SUPPLIED DATA —
____

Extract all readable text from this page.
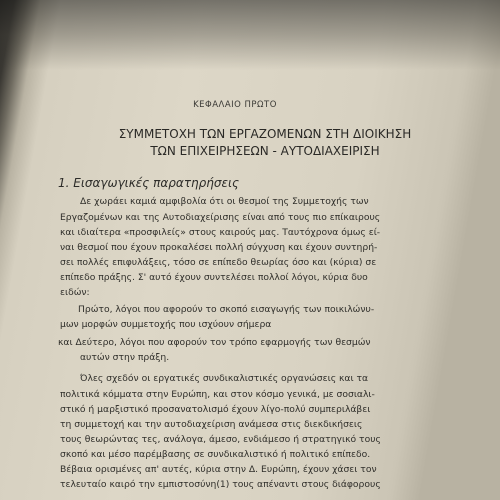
ΚΕΦΑΛΑΙΟ ΠΡΩΤΟ
ΣΥΜΜΕΤΟΧΗ ΤΩΝ ΕΡΓΑΖΟΜΕΝΩΝ ΣΤΗ ΔΙΟΙΚΗΣΗ
ΤΩΝ ΕΠΙΧΕΙΡΗΣΕΩΝ - ΑΥΤΟΔΙΑΧΕΙΡΙΣΗ
1. Εισαγωγικές παρατηρήσεις
Δε χωράει καμιά αμφιβολία ότι οι θεσμοί της Συμμετοχής των
Εργαζομένων και της Αυτοδιαχείρισης είναι από τους πιο επίκαιρους
και ιδιαίτερα «προσφιλείς» στους καιρούς μας. Ταυτόχρονα όμως εί-
ναι θεσμοί που έχουν προκαλέσει πολλή σύγχυση και έχουν συντηρή-
σει πολλές επιφυλάξεις, τόσο σε επίπεδο θεωρίας όσο και (κύρια) σε
επίπεδο πράξης. Σ' αυτό έχουν συντελέσει πολλοί λόγοι, κύρια δυο
ειδών:
Πρώτο, λόγοι που αφορούν το σκοπό εισαγωγής των ποικιλώνυ-
μων μορφών συμμετοχής που ισχύουν σήμερα
και Δεύτερο, λόγοι που αφορούν τον τρόπο εφαρμογής των θεσμών
αυτών στην πράξη.
Όλες σχεδόν οι εργατικές συνδικαλιστικές οργανώσεις και τα
πολιτικά κόμματα στην Ευρώπη, και στον κόσμο γενικά, με σοσιαλι-
στικό ή μαρξιστικό προσανατολισμό έχουν λίγο-πολύ συμπεριλάβει
τη συμμετοχή και την αυτοδιαχείριση ανάμεσα στις διεκδικήσεις
τους θεωρώντας τες, ανάλογα, άμεσο, ενδιάμεσο ή στρατηγικό τους
σκοπό και μέσο παρέμβασης σε συνδικαλιστικό ή πολιτικό επίπεδο.
Βέβαια ορισμένες απ' αυτές, κύρια στην Δ. Ευρώπη, έχουν χάσει τον
τελευταίο καιρό την εμπιστοσύνη(1) τους απέναντι στους διάφορους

____

BRIEF — Give the number of lines in the records that contain the string "στους", and nothing besides.

OUTPUT FOR THIS TASK — 2